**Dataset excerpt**

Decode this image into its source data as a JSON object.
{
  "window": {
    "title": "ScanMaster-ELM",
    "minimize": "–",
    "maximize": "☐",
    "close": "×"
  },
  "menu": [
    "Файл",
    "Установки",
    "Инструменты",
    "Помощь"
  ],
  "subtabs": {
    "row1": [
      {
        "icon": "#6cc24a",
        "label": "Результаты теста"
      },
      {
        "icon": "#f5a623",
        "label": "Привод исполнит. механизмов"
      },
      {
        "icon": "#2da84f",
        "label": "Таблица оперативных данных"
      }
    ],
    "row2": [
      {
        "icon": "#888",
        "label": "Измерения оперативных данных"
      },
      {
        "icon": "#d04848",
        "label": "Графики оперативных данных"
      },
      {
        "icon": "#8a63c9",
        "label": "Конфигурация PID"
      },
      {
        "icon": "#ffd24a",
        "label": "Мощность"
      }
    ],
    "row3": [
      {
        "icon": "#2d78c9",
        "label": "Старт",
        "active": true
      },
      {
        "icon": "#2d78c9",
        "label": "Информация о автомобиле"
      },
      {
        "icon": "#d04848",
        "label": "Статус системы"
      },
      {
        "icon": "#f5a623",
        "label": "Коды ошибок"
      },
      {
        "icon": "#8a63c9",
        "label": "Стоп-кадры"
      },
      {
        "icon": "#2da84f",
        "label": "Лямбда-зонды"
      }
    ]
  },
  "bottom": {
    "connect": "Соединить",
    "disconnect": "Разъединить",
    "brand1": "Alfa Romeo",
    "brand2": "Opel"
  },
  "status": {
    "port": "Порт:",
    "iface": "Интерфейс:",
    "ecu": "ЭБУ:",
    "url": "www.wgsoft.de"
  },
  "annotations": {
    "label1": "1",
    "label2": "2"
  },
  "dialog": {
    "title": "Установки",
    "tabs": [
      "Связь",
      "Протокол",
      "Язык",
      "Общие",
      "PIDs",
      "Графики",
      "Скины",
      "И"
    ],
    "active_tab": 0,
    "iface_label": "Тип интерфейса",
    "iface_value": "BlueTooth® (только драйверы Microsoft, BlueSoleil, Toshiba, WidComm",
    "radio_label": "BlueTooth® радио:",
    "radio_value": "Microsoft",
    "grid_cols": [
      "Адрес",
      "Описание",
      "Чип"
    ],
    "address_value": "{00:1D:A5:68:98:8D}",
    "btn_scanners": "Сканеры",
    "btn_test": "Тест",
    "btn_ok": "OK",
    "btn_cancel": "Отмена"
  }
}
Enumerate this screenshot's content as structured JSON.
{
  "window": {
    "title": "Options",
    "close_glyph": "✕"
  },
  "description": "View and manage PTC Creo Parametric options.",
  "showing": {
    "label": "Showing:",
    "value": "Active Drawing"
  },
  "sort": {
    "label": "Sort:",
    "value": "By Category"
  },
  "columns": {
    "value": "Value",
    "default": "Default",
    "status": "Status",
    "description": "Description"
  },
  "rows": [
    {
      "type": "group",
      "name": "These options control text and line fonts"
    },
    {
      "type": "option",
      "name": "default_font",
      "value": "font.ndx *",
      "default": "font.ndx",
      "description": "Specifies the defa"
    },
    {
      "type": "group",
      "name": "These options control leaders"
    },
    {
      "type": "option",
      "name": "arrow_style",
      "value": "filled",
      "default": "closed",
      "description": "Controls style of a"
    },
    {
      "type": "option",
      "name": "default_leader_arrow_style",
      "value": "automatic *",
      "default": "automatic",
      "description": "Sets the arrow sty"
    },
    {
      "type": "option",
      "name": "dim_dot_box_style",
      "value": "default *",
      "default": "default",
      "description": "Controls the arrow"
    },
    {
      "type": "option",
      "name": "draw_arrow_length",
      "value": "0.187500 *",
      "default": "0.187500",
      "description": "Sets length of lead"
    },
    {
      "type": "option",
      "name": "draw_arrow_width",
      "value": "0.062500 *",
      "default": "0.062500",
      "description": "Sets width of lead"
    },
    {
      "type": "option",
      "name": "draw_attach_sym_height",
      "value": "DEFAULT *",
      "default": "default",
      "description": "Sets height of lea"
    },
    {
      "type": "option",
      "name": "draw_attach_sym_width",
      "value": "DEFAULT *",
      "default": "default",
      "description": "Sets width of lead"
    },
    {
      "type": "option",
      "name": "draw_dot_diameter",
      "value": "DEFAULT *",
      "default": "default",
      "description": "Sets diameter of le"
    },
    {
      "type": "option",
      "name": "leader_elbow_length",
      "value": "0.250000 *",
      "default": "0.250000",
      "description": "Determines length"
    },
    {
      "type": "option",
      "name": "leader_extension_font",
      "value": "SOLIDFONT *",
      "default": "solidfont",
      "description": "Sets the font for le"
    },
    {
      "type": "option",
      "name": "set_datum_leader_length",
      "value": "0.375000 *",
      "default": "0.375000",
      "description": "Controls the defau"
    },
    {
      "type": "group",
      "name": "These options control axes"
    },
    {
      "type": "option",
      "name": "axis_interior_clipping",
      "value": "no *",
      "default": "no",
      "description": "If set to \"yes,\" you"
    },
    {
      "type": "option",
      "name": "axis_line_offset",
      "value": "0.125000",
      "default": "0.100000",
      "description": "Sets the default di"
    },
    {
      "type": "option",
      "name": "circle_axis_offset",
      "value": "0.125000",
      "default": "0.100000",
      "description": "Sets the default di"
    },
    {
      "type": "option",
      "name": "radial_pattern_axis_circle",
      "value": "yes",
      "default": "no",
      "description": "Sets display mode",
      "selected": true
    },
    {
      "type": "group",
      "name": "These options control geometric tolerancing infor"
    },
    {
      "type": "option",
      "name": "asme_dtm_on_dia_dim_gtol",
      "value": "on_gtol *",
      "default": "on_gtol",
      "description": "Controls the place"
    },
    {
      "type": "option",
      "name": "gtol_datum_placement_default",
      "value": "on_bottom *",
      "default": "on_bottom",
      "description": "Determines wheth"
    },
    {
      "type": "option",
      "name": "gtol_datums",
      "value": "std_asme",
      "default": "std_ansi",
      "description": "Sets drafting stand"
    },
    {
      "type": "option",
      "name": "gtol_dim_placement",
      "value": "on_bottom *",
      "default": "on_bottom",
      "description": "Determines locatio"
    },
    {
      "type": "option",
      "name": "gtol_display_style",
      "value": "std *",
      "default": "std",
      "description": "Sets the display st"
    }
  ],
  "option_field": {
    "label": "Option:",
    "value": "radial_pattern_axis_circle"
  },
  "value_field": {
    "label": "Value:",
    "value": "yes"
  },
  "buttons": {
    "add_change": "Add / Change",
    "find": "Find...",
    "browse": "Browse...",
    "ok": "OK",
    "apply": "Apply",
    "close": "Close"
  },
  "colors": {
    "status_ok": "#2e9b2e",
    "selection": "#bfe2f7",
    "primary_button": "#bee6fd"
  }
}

**Problem to work on**
Each record above should be repeated exactly as it appears.

**Complete output**
Decode this image into its source data as a JSON object.
{
  "window": {
    "title": "ScanMaster-ELM",
    "minimize": "–",
    "maximize": "☐",
    "close": "×"
  },
  "menu": [
    "Файл",
    "Установки",
    "Инструменты",
    "Помощь"
  ],
  "subtabs": {
    "row1": [
      {
        "icon": "#6cc24a",
        "label": "Результаты теста"
      },
      {
        "icon": "#f5a623",
        "label": "Привод исполнит. механизмов"
      },
      {
        "icon": "#2da84f",
        "label": "Таблица оперативных данных"
      }
    ],
    "row2": [
      {
        "icon": "#888",
        "label": "Измерения оперативных данных"
      },
      {
        "icon": "#d04848",
        "label": "Графики оперативных данных"
      },
      {
        "icon": "#8a63c9",
        "label": "Конфигурация PID"
      },
      {
        "icon": "#ffd24a",
        "label": "Мощность"
      }
    ],
    "row3": [
      {
        "icon": "#2d78c9",
        "label": "Старт",
        "active": true
      },
      {
        "icon": "#2d78c9",
        "label": "Информация о автомобиле"
      },
      {
        "icon": "#d04848",
        "label": "Статус системы"
      },
      {
        "icon": "#f5a623",
        "label": "Коды ошибок"
      },
      {
        "icon": "#8a63c9",
        "label": "Стоп-кадры"
      },
      {
        "icon": "#2da84f",
        "label": "Лямбда-зонды"
      }
    ]
  },
  "bottom": {
    "connect": "Соединить",
    "disconnect": "Разъединить",
    "brand1": "Alfa Romeo",
    "brand2": "Opel"
  },
  "status": {
    "port": "Порт:",
    "iface": "Интерфейс:",
    "ecu": "ЭБУ:",
    "url": "www.wgsoft.de"
  },
  "annotations": {
    "label1": "1",
    "label2": "2"
  },
  "dialog": {
    "title": "Установки",
    "tabs": [
      "Связь",
      "Протокол",
      "Язык",
      "Общие",
      "PIDs",
      "Графики",
      "Скины",
      "И"
    ],
    "active_tab": 0,
    "iface_label": "Тип интерфейса",
    "iface_value": "BlueTooth® (только драйверы Microsoft, BlueSoleil, Toshiba, WidComm",
    "radio_label": "BlueTooth® радио:",
    "radio_value": "Microsoft",
    "grid_cols": [
      "Адрес",
      "Описание",
      "Чип"
    ],
    "address_value": "{00:1D:A5:68:98:8D}",
    "btn_scanners": "Сканеры",
    "btn_test": "Тест",
    "btn_ok": "OK",
    "btn_cancel": "Отмена"
  }
}
Enumerate this screenshot's content as structured JSON.
{
  "window": {
    "title": "Options",
    "close_glyph": "✕"
  },
  "description": "View and manage PTC Creo Parametric options.",
  "showing": {
    "label": "Showing:",
    "value": "Active Drawing"
  },
  "sort": {
    "label": "Sort:",
    "value": "By Category"
  },
  "columns": {
    "value": "Value",
    "default": "Default",
    "status": "Status",
    "description": "Description"
  },
  "rows": [
    {
      "type": "group",
      "name": "These options control text and line fonts"
    },
    {
      "type": "option",
      "name": "default_font",
      "value": "font.ndx *",
      "default": "font.ndx",
      "description": "Specifies the defa"
    },
    {
      "type": "group",
      "name": "These options control leaders"
    },
    {
      "type": "option",
      "name": "arrow_style",
      "value": "filled",
      "default": "closed",
      "description": "Controls style of a"
    },
    {
      "type": "option",
      "name": "default_leader_arrow_style",
      "value": "automatic *",
      "default": "automatic",
      "description": "Sets the arrow sty"
    },
    {
      "type": "option",
      "name": "dim_dot_box_style",
      "value": "default *",
      "default": "default",
      "description": "Controls the arrow"
    },
    {
      "type": "option",
      "name": "draw_arrow_length",
      "value": "0.187500 *",
      "default": "0.187500",
      "description": "Sets length of lead"
    },
    {
      "type": "option",
      "name": "draw_arrow_width",
      "value": "0.062500 *",
      "default": "0.062500",
      "description": "Sets width of lead"
    },
    {
      "type": "option",
      "name": "draw_attach_sym_height",
      "value": "DEFAULT *",
      "default": "default",
      "description": "Sets height of lea"
    },
    {
      "type": "option",
      "name": "draw_attach_sym_width",
      "value": "DEFAULT *",
      "default": "default",
      "description": "Sets width of lead"
    },
    {
      "type": "option",
      "name": "draw_dot_diameter",
      "value": "DEFAULT *",
      "default": "default",
      "description": "Sets diameter of le"
    },
    {
      "type": "option",
      "name": "leader_elbow_length",
      "value": "0.250000 *",
      "default": "0.250000",
      "description": "Determines length"
    },
    {
      "type": "option",
      "name": "leader_extension_font",
      "value": "SOLIDFONT *",
      "default": "solidfont",
      "description": "Sets the font for le"
    },
    {
      "type": "option",
      "name": "set_datum_leader_length",
      "value": "0.375000 *",
      "default": "0.375000",
      "description": "Controls the defau"
    },
    {
      "type": "group",
      "name": "These options control axes"
    },
    {
      "type": "option",
      "name": "axis_interior_clipping",
      "value": "no *",
      "default": "no",
      "description": "If set to \"yes,\" you"
    },
    {
      "type": "option",
      "name": "axis_line_offset",
      "value": "0.125000",
      "default": "0.100000",
      "description": "Sets the default di"
    },
    {
      "type": "option",
      "name": "circle_axis_offset",
      "value": "0.125000",
      "default": "0.100000",
      "description": "Sets the default di"
    },
    {
      "type": "option",
      "name": "radial_pattern_axis_circle",
      "value": "yes",
      "default": "no",
      "description": "Sets display mode",
      "selected": true
    },
    {
      "type": "group",
      "name": "These options control geometric tolerancing infor"
    },
    {
      "type": "option",
      "name": "asme_dtm_on_dia_dim_gtol",
      "value": "on_gtol *",
      "default": "on_gtol",
      "description": "Controls the place"
    },
    {
      "type": "option",
      "name": "gtol_datum_placement_default",
      "value": "on_bottom *",
      "default": "on_bottom",
      "description": "Determines wheth"
    },
    {
      "type": "option",
      "name": "gtol_datums",
      "value": "std_asme",
      "default": "std_ansi",
      "description": "Sets drafting stand"
    },
    {
      "type": "option",
      "name": "gtol_dim_placement",
      "value": "on_bottom *",
      "default": "on_bottom",
      "description": "Determines locatio"
    },
    {
      "type": "option",
      "name": "gtol_display_style",
      "value": "std *",
      "default": "std",
      "description": "Sets the display st"
    }
  ],
  "option_field": {
    "label": "Option:",
    "value": "radial_pattern_axis_circle"
  },
  "value_field": {
    "label": "Value:",
    "value": "yes"
  },
  "buttons": {
    "add_change": "Add / Change",
    "find": "Find...",
    "browse": "Browse...",
    "ok": "OK",
    "apply": "Apply",
    "close": "Close"
  },
  "colors": {
    "status_ok": "#2e9b2e",
    "selection": "#bfe2f7",
    "primary_button": "#bee6fd"
  }
}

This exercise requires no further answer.